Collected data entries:
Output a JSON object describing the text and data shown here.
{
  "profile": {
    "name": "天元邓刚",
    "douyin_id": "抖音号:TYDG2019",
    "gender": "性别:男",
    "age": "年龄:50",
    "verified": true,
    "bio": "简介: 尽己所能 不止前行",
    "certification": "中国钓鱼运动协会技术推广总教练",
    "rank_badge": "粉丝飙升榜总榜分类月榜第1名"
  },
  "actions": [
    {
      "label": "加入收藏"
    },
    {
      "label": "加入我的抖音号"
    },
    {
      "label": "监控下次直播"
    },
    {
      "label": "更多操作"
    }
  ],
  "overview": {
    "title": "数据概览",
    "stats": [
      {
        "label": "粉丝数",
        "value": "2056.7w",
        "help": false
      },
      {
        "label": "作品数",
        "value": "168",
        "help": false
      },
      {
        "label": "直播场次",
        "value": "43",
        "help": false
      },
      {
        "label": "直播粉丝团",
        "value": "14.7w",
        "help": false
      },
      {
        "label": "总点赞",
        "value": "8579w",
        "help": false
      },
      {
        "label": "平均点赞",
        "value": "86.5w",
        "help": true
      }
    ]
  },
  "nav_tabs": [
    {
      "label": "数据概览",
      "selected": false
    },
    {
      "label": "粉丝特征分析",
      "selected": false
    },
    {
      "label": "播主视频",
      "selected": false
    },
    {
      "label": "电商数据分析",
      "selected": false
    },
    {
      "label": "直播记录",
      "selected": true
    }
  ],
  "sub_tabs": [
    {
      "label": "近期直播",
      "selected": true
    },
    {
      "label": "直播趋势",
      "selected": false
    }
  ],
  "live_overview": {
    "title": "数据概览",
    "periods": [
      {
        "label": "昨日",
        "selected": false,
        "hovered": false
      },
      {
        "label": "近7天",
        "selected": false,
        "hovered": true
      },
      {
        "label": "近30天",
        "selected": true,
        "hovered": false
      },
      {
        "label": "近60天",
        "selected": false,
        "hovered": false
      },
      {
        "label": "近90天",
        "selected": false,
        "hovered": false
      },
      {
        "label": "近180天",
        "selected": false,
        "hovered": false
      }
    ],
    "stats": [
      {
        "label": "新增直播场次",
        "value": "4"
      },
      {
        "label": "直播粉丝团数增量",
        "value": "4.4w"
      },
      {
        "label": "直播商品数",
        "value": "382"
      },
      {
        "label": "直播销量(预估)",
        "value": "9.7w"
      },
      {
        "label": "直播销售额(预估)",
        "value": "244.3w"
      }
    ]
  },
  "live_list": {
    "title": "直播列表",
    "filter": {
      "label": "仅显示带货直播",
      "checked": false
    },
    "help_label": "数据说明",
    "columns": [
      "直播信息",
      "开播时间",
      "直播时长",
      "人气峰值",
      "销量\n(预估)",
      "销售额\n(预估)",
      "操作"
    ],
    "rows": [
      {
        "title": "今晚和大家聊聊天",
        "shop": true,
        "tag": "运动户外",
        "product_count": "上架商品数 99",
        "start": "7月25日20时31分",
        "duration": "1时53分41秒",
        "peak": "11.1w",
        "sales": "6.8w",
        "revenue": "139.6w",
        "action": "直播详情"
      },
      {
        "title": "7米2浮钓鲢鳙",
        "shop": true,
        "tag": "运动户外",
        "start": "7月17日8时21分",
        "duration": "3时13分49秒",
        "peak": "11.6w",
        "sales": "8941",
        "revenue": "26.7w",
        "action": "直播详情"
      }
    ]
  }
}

◆ **What is expected**:
Copy each line of the data above without altering a single character.

◆ **Response**:
Output a JSON object describing the text and data shown here.
{
  "profile": {
    "name": "天元邓刚",
    "douyin_id": "抖音号:TYDG2019",
    "gender": "性别:男",
    "age": "年龄:50",
    "verified": true,
    "bio": "简介: 尽己所能 不止前行",
    "certification": "中国钓鱼运动协会技术推广总教练",
    "rank_badge": "粉丝飙升榜总榜分类月榜第1名"
  },
  "actions": [
    {
      "label": "加入收藏"
    },
    {
      "label": "加入我的抖音号"
    },
    {
      "label": "监控下次直播"
    },
    {
      "label": "更多操作"
    }
  ],
  "overview": {
    "title": "数据概览",
    "stats": [
      {
        "label": "粉丝数",
        "value": "2056.7w",
        "help": false
      },
      {
        "label": "作品数",
        "value": "168",
        "help": false
      },
      {
        "label": "直播场次",
        "value": "43",
        "help": false
      },
      {
        "label": "直播粉丝团",
        "value": "14.7w",
        "help": false
      },
      {
        "label": "总点赞",
        "value": "8579w",
        "help": false
      },
      {
        "label": "平均点赞",
        "value": "86.5w",
        "help": true
      }
    ]
  },
  "nav_tabs": [
    {
      "label": "数据概览",
      "selected": false
    },
    {
      "label": "粉丝特征分析",
      "selected": false
    },
    {
      "label": "播主视频",
      "selected": false
    },
    {
      "label": "电商数据分析",
      "selected": false
    },
    {
      "label": "直播记录",
      "selected": true
    }
  ],
  "sub_tabs": [
    {
      "label": "近期直播",
      "selected": true
    },
    {
      "label": "直播趋势",
      "selected": false
    }
  ],
  "live_overview": {
    "title": "数据概览",
    "periods": [
      {
        "label": "昨日",
        "selected": false,
        "hovered": false
      },
      {
        "label": "近7天",
        "selected": false,
        "hovered": true
      },
      {
        "label": "近30天",
        "selected": true,
        "hovered": false
      },
      {
        "label": "近60天",
        "selected": false,
        "hovered": false
      },
      {
        "label": "近90天",
        "selected": false,
        "hovered": false
      },
      {
        "label": "近180天",
        "selected": false,
        "hovered": false
      }
    ],
    "stats": [
      {
        "label": "新增直播场次",
        "value": "4"
      },
      {
        "label": "直播粉丝团数增量",
        "value": "4.4w"
      },
      {
        "label": "直播商品数",
        "value": "382"
      },
      {
        "label": "直播销量(预估)",
        "value": "9.7w"
      },
      {
        "label": "直播销售额(预估)",
        "value": "244.3w"
      }
    ]
  },
  "live_list": {
    "title": "直播列表",
    "filter": {
      "label": "仅显示带货直播",
      "checked": false
    },
    "help_label": "数据说明",
    "columns": [
      "直播信息",
      "开播时间",
      "直播时长",
      "人气峰值",
      "销量\n(预估)",
      "销售额\n(预估)",
      "操作"
    ],
    "rows": [
      {
        "title": "今晚和大家聊聊天",
        "shop": true,
        "tag": "运动户外",
        "product_count": "上架商品数 99",
        "start": "7月25日20时31分",
        "duration": "1时53分41秒",
        "peak": "11.1w",
        "sales": "6.8w",
        "revenue": "139.6w",
        "action": "直播详情"
      },
      {
        "title": "7米2浮钓鲢鳙",
        "shop": true,
        "tag": "运动户外",
        "start": "7月17日8时21分",
        "duration": "3时13分49秒",
        "peak": "11.6w",
        "sales": "8941",
        "revenue": "26.7w",
        "action": "直播详情"
      }
    ]
  }
}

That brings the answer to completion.